> TASK TO CARRY OUT
Restate the full set of records exactly, word for word.

-- Start MATERIAL PROVIDED --

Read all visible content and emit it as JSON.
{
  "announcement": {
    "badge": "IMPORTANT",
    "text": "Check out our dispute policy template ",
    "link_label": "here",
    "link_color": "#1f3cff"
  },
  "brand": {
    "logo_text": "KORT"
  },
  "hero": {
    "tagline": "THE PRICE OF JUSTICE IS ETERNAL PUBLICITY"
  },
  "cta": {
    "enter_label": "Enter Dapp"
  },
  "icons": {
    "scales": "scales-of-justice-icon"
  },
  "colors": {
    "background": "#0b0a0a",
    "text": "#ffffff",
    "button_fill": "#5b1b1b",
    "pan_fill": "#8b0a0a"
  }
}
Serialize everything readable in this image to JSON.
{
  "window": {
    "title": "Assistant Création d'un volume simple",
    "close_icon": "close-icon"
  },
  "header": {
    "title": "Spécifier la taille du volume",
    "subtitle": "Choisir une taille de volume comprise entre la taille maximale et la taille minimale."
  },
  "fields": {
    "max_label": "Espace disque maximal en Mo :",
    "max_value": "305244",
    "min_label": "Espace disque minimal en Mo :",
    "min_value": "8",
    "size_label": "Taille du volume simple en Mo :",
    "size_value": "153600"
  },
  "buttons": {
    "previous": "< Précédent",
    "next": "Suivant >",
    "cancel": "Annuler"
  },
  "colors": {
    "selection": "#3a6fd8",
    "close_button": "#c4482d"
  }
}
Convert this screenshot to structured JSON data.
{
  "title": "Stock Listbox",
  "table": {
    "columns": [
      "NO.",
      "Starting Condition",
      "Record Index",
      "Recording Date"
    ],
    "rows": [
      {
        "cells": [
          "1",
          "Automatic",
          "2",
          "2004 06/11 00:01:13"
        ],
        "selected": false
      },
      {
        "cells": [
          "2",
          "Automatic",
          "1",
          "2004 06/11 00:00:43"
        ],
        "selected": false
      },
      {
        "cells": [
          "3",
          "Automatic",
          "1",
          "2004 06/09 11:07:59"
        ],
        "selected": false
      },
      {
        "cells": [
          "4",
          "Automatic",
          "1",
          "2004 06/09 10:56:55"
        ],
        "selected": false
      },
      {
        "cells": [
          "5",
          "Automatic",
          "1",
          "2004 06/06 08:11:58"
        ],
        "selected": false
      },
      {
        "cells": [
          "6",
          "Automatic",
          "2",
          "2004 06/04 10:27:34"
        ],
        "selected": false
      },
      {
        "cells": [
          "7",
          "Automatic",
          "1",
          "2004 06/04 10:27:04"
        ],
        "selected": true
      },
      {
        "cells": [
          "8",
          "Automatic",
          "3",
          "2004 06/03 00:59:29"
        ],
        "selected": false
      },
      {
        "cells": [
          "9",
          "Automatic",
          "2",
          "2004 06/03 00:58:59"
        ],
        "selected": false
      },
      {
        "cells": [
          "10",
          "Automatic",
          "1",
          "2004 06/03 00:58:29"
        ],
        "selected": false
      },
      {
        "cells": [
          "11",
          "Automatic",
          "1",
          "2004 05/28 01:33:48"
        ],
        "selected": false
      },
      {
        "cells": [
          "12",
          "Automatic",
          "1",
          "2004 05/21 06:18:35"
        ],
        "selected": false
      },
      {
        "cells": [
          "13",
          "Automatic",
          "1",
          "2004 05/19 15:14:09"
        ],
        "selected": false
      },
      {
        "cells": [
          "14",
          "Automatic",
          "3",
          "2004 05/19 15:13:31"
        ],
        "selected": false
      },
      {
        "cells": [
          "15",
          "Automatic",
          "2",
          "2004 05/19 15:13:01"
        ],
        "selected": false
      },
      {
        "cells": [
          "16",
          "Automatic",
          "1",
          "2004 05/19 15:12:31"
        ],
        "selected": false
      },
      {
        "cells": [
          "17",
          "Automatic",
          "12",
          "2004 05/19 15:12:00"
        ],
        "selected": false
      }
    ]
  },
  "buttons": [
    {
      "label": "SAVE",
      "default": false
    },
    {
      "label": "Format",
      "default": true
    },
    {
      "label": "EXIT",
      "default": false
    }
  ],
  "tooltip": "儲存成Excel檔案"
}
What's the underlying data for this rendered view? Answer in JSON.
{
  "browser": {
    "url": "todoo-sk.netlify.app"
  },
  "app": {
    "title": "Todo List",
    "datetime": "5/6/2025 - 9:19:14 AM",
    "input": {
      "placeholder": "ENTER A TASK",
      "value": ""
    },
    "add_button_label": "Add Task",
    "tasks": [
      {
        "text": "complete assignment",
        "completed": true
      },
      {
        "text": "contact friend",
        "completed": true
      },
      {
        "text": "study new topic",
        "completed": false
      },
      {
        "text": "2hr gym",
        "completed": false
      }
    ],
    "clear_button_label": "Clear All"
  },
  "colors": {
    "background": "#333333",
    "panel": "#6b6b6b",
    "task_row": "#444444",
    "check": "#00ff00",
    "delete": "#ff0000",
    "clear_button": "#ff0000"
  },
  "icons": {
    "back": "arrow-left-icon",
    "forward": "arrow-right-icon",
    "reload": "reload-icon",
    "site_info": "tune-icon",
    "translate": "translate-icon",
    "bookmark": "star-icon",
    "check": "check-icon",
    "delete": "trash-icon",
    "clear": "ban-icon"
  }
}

-- End MATERIAL PROVIDED --

> EXERCISE ANSWER
Read all visible content and emit it as JSON.
{
  "announcement": {
    "badge": "IMPORTANT",
    "text": "Check out our dispute policy template ",
    "link_label": "here",
    "link_color": "#1f3cff"
  },
  "brand": {
    "logo_text": "KORT"
  },
  "hero": {
    "tagline": "THE PRICE OF JUSTICE IS ETERNAL PUBLICITY"
  },
  "cta": {
    "enter_label": "Enter Dapp"
  },
  "icons": {
    "scales": "scales-of-justice-icon"
  },
  "colors": {
    "background": "#0b0a0a",
    "text": "#ffffff",
    "button_fill": "#5b1b1b",
    "pan_fill": "#8b0a0a"
  }
}
Serialize everything readable in this image to JSON.
{
  "window": {
    "title": "Assistant Création d'un volume simple",
    "close_icon": "close-icon"
  },
  "header": {
    "title": "Spécifier la taille du volume",
    "subtitle": "Choisir une taille de volume comprise entre la taille maximale et la taille minimale."
  },
  "fields": {
    "max_label": "Espace disque maximal en Mo :",
    "max_value": "305244",
    "min_label": "Espace disque minimal en Mo :",
    "min_value": "8",
    "size_label": "Taille du volume simple en Mo :",
    "size_value": "153600"
  },
  "buttons": {
    "previous": "< Précédent",
    "next": "Suivant >",
    "cancel": "Annuler"
  },
  "colors": {
    "selection": "#3a6fd8",
    "close_button": "#c4482d"
  }
}
Convert this screenshot to structured JSON data.
{
  "title": "Stock Listbox",
  "table": {
    "columns": [
      "NO.",
      "Starting Condition",
      "Record Index",
      "Recording Date"
    ],
    "rows": [
      {
        "cells": [
          "1",
          "Automatic",
          "2",
          "2004 06/11 00:01:13"
        ],
        "selected": false
      },
      {
        "cells": [
          "2",
          "Automatic",
          "1",
          "2004 06/11 00:00:43"
        ],
        "selected": false
      },
      {
        "cells": [
          "3",
          "Automatic",
          "1",
          "2004 06/09 11:07:59"
        ],
        "selected": false
      },
      {
        "cells": [
          "4",
          "Automatic",
          "1",
          "2004 06/09 10:56:55"
        ],
        "selected": false
      },
      {
        "cells": [
          "5",
          "Automatic",
          "1",
          "2004 06/06 08:11:58"
        ],
        "selected": false
      },
      {
        "cells": [
          "6",
          "Automatic",
          "2",
          "2004 06/04 10:27:34"
        ],
        "selected": false
      },
      {
        "cells": [
          "7",
          "Automatic",
          "1",
          "2004 06/04 10:27:04"
        ],
        "selected": true
      },
      {
        "cells": [
          "8",
          "Automatic",
          "3",
          "2004 06/03 00:59:29"
        ],
        "selected": false
      },
      {
        "cells": [
          "9",
          "Automatic",
          "2",
          "2004 06/03 00:58:59"
        ],
        "selected": false
      },
      {
        "cells": [
          "10",
          "Automatic",
          "1",
          "2004 06/03 00:58:29"
        ],
        "selected": false
      },
      {
        "cells": [
          "11",
          "Automatic",
          "1",
          "2004 05/28 01:33:48"
        ],
        "selected": false
      },
      {
        "cells": [
          "12",
          "Automatic",
          "1",
          "2004 05/21 06:18:35"
        ],
        "selected": false
      },
      {
        "cells": [
          "13",
          "Automatic",
          "1",
          "2004 05/19 15:14:09"
        ],
        "selected": false
      },
      {
        "cells": [
          "14",
          "Automatic",
          "3",
          "2004 05/19 15:13:31"
        ],
        "selected": false
      },
      {
        "cells": [
          "15",
          "Automatic",
          "2",
          "2004 05/19 15:13:01"
        ],
        "selected": false
      },
      {
        "cells": [
          "16",
          "Automatic",
          "1",
          "2004 05/19 15:12:31"
        ],
        "selected": false
      },
      {
        "cells": [
          "17",
          "Automatic",
          "12",
          "2004 05/19 15:12:00"
        ],
        "selected": false
      }
    ]
  },
  "buttons": [
    {
      "label": "SAVE",
      "default": false
    },
    {
      "label": "Format",
      "default": true
    },
    {
      "label": "EXIT",
      "default": false
    }
  ],
  "tooltip": "儲存成Excel檔案"
}
What's the underlying data for this rendered view? Answer in JSON.
{
  "browser": {
    "url": "todoo-sk.netlify.app"
  },
  "app": {
    "title": "Todo List",
    "datetime": "5/6/2025 - 9:19:14 AM",
    "input": {
      "placeholder": "ENTER A TASK",
      "value": ""
    },
    "add_button_label": "Add Task",
    "tasks": [
      {
        "text": "complete assignment",
        "completed": true
      },
      {
        "text": "contact friend",
        "completed": true
      },
      {
        "text": "study new topic",
        "completed": false
      },
      {
        "text": "2hr gym",
        "completed": false
      }
    ],
    "clear_button_label": "Clear All"
  },
  "colors": {
    "background": "#333333",
    "panel": "#6b6b6b",
    "task_row": "#444444",
    "check": "#00ff00",
    "delete": "#ff0000",
    "clear_button": "#ff0000"
  },
  "icons": {
    "back": "arrow-left-icon",
    "forward": "arrow-right-icon",
    "reload": "reload-icon",
    "site_info": "tune-icon",
    "translate": "translate-icon",
    "bookmark": "star-icon",
    "check": "check-icon",
    "delete": "trash-icon",
    "clear": "ban-icon"
  }
}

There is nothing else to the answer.